DATA Block Start
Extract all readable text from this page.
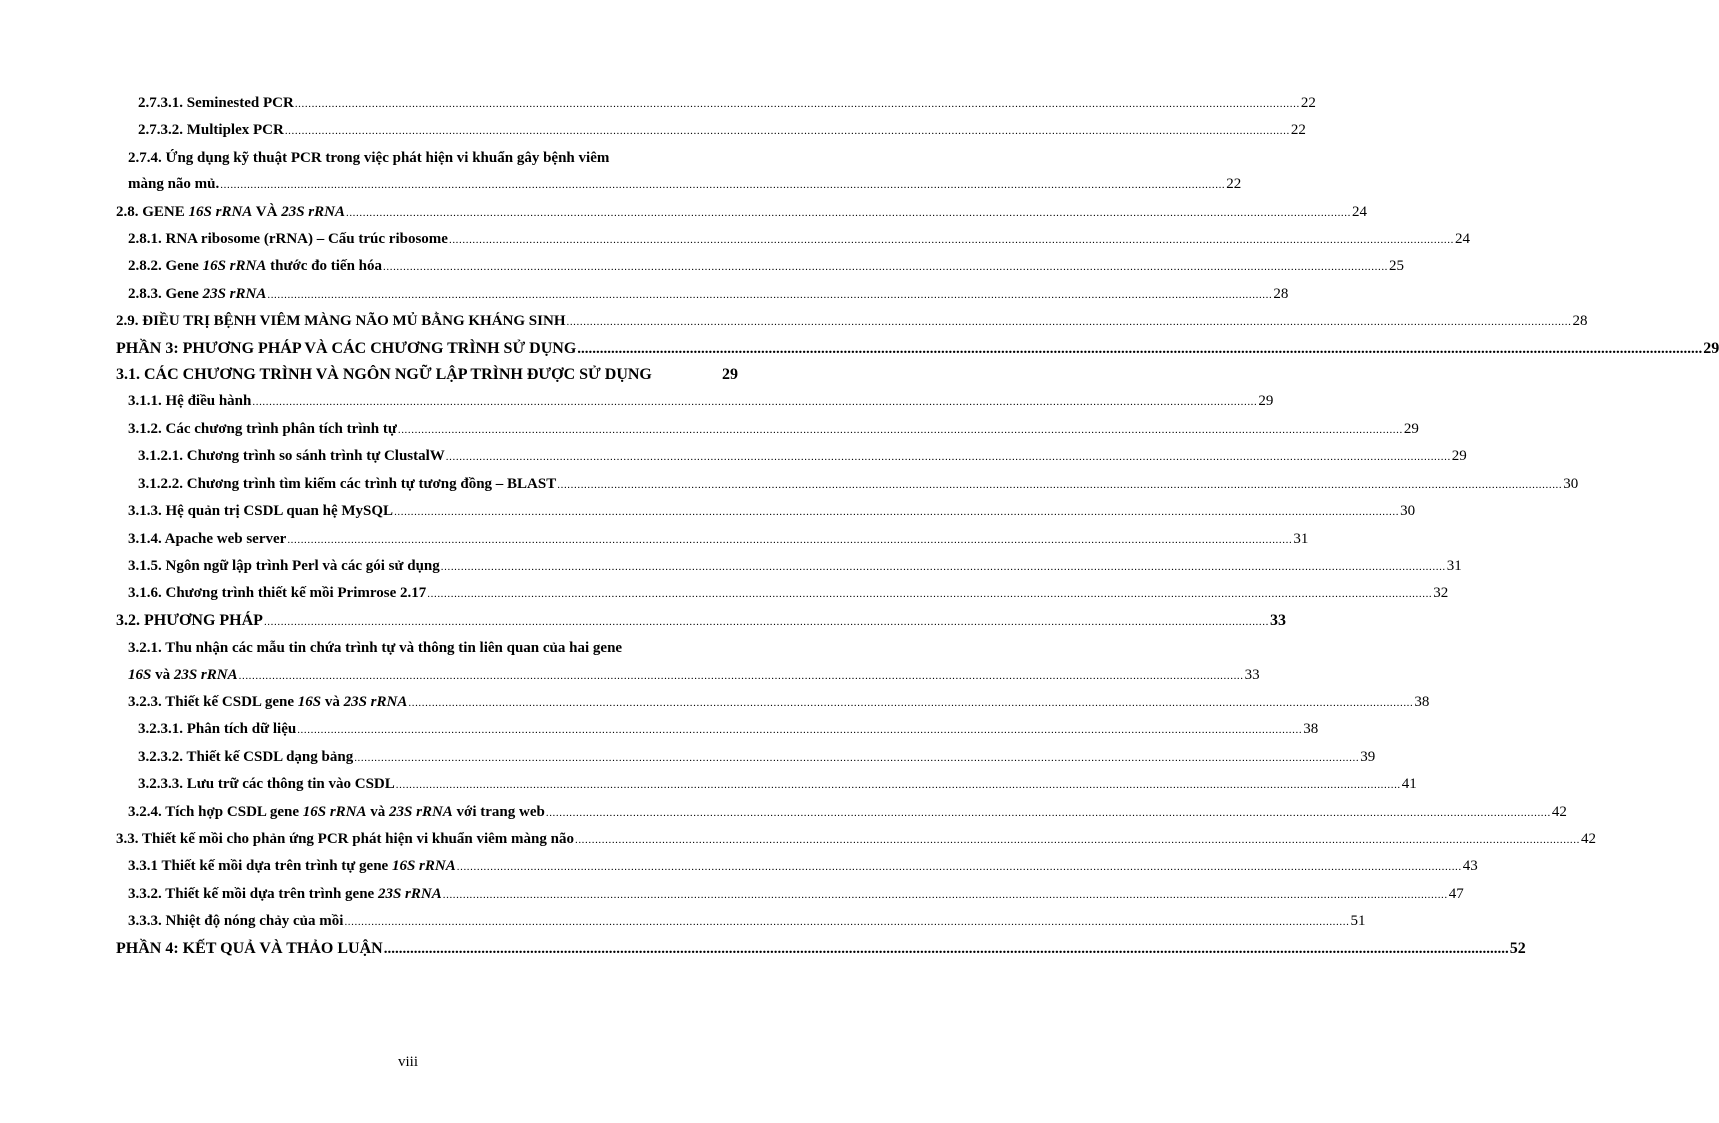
2.7.3.1. Seminested PCR ............................................................................................................................................................................................................................................................................................................ 22
2.7.3.2. Multiplex PCR ............................................................................................................................................................................................................................................................................................................ 22
2.7.4. Ứng dụng kỹ thuật PCR trong việc phát hiện vi khuẩn gây bệnh viêm
màng não mủ. ............................................................................................................................................................................................................................................................................................................ 22
2.8. GENE 16S rRNA VÀ 23S rRNA ............................................................................................................................................................................................................................................................................................................ 24
2.8.1. RNA ribosome (rRNA) – Cấu trúc ribosome ............................................................................................................................................................................................................................................................................................................ 24
2.8.2. Gene 16S rRNA thước đo tiến hóa ............................................................................................................................................................................................................................................................................................................ 25
2.8.3. Gene 23S rRNA ............................................................................................................................................................................................................................................................................................................ 28
2.9. ĐIỀU TRỊ BỆNH VIÊM MÀNG NÃO MỦ BẰNG KHÁNG SINH ............................................................................................................................................................................................................................................................................................................ 28
PHẦN 3: PHƯƠNG PHÁP VÀ CÁC CHƯƠNG TRÌNH SỬ DỤNG ............................................................................................................................................................................................................................................................................................................ 29
3.1. CÁC CHƯƠNG TRÌNH VÀ NGÔN NGỮ LẬP TRÌNH ĐƯỢC SỬ DỤNG	29
3.1.1. Hệ điều hành ............................................................................................................................................................................................................................................................................................................ 29
3.1.2. Các chương trình phân tích trình tự ............................................................................................................................................................................................................................................................................................................ 29
3.1.2.1. Chương trình so sánh trình tự ClustalW ............................................................................................................................................................................................................................................................................................................ 29
3.1.2.2. Chương trình tìm kiếm các trình tự tương đồng – BLAST ............................................................................................................................................................................................................................................................................................................ 30
3.1.3. Hệ quản trị CSDL quan hệ MySQL ............................................................................................................................................................................................................................................................................................................ 30
3.1.4. Apache web server ............................................................................................................................................................................................................................................................................................................ 31
3.1.5. Ngôn ngữ lập trình Perl và các gói sử dụng ............................................................................................................................................................................................................................................................................................................ 31
3.1.6. Chương trình thiết kế mồi Primrose 2.17 ............................................................................................................................................................................................................................................................................................................ 32
3.2. PHƯƠNG PHÁP ............................................................................................................................................................................................................................................................................................................ 33
3.2.1. Thu nhận các mẫu tin chứa trình tự và thông tin liên quan của hai gene
16S và 23S rRNA ............................................................................................................................................................................................................................................................................................................ 33
3.2.3. Thiết kế CSDL gene 16S và 23S rRNA ............................................................................................................................................................................................................................................................................................................ 38
3.2.3.1. Phân tích dữ liệu ............................................................................................................................................................................................................................................................................................................ 38
3.2.3.2. Thiết kế CSDL dạng bảng ............................................................................................................................................................................................................................................................................................................ 39
3.2.3.3. Lưu trữ các thông tin vào CSDL ............................................................................................................................................................................................................................................................................................................ 41
3.2.4. Tích hợp CSDL gene 16S rRNA và 23S rRNA với trang web ............................................................................................................................................................................................................................................................................................................ 42
3.3. Thiết kế mồi cho phản ứng PCR phát hiện vi khuẩn viêm màng não ............................................................................................................................................................................................................................................................................................................ 42
3.3.1 Thiết kế mồi dựa trên trình tự gene 16S rRNA ............................................................................................................................................................................................................................................................................................................ 43
3.3.2. Thiết kế mồi dựa trên trình gene 23S rRNA ............................................................................................................................................................................................................................................................................................................ 47
3.3.3. Nhiệt độ nóng chảy của mồi ............................................................................................................................................................................................................................................................................................................ 51
PHẦN 4: KẾT QUẢ VÀ THẢO LUẬN ............................................................................................................................................................................................................................................................................................................ 52
viii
DATA Block End
WHAT NEEDS TO BE DONE
A verbatim transcription of the listing is expected, with no pictures included.

RESULT OF THIS EXERCISE
Extract all readable text from this page.
2.7.3.1. Seminested PCR ............................................................................................................................................................................................................................................................................................................ 22
2.7.3.2. Multiplex PCR ............................................................................................................................................................................................................................................................................................................ 22
2.7.4. Ứng dụng kỹ thuật PCR trong việc phát hiện vi khuẩn gây bệnh viêm
màng não mủ. ............................................................................................................................................................................................................................................................................................................ 22
2.8. GENE 16S rRNA VÀ 23S rRNA ............................................................................................................................................................................................................................................................................................................ 24
2.8.1. RNA ribosome (rRNA) – Cấu trúc ribosome ............................................................................................................................................................................................................................................................................................................ 24
2.8.2. Gene 16S rRNA thước đo tiến hóa ............................................................................................................................................................................................................................................................................................................ 25
2.8.3. Gene 23S rRNA ............................................................................................................................................................................................................................................................................................................ 28
2.9. ĐIỀU TRỊ BỆNH VIÊM MÀNG NÃO MỦ BẰNG KHÁNG SINH ............................................................................................................................................................................................................................................................................................................ 28
PHẦN 3: PHƯƠNG PHÁP VÀ CÁC CHƯƠNG TRÌNH SỬ DỤNG ............................................................................................................................................................................................................................................................................................................ 29
3.1. CÁC CHƯƠNG TRÌNH VÀ NGÔN NGỮ LẬP TRÌNH ĐƯỢC SỬ DỤNG	29
3.1.1. Hệ điều hành ............................................................................................................................................................................................................................................................................................................ 29
3.1.2. Các chương trình phân tích trình tự ............................................................................................................................................................................................................................................................................................................ 29
3.1.2.1. Chương trình so sánh trình tự ClustalW ............................................................................................................................................................................................................................................................................................................ 29
3.1.2.2. Chương trình tìm kiếm các trình tự tương đồng – BLAST ............................................................................................................................................................................................................................................................................................................ 30
3.1.3. Hệ quản trị CSDL quan hệ MySQL ............................................................................................................................................................................................................................................................................................................ 30
3.1.4. Apache web server ............................................................................................................................................................................................................................................................................................................ 31
3.1.5. Ngôn ngữ lập trình Perl và các gói sử dụng ............................................................................................................................................................................................................................................................................................................ 31
3.1.6. Chương trình thiết kế mồi Primrose 2.17 ............................................................................................................................................................................................................................................................................................................ 32
3.2. PHƯƠNG PHÁP ............................................................................................................................................................................................................................................................................................................ 33
3.2.1. Thu nhận các mẫu tin chứa trình tự và thông tin liên quan của hai gene
16S và 23S rRNA ............................................................................................................................................................................................................................................................................................................ 33
3.2.3. Thiết kế CSDL gene 16S và 23S rRNA ............................................................................................................................................................................................................................................................................................................ 38
3.2.3.1. Phân tích dữ liệu ............................................................................................................................................................................................................................................................................................................ 38
3.2.3.2. Thiết kế CSDL dạng bảng ............................................................................................................................................................................................................................................................................................................ 39
3.2.3.3. Lưu trữ các thông tin vào CSDL ............................................................................................................................................................................................................................................................................................................ 41
3.2.4. Tích hợp CSDL gene 16S rRNA và 23S rRNA với trang web ............................................................................................................................................................................................................................................................................................................ 42
3.3. Thiết kế mồi cho phản ứng PCR phát hiện vi khuẩn viêm màng não ............................................................................................................................................................................................................................................................................................................ 42
3.3.1 Thiết kế mồi dựa trên trình tự gene 16S rRNA ............................................................................................................................................................................................................................................................................................................ 43
3.3.2. Thiết kế mồi dựa trên trình gene 23S rRNA ............................................................................................................................................................................................................................................................................................................ 47
3.3.3. Nhiệt độ nóng chảy của mồi ............................................................................................................................................................................................................................................................................................................ 51
PHẦN 4: KẾT QUẢ VÀ THẢO LUẬN ............................................................................................................................................................................................................................................................................................................ 52
viii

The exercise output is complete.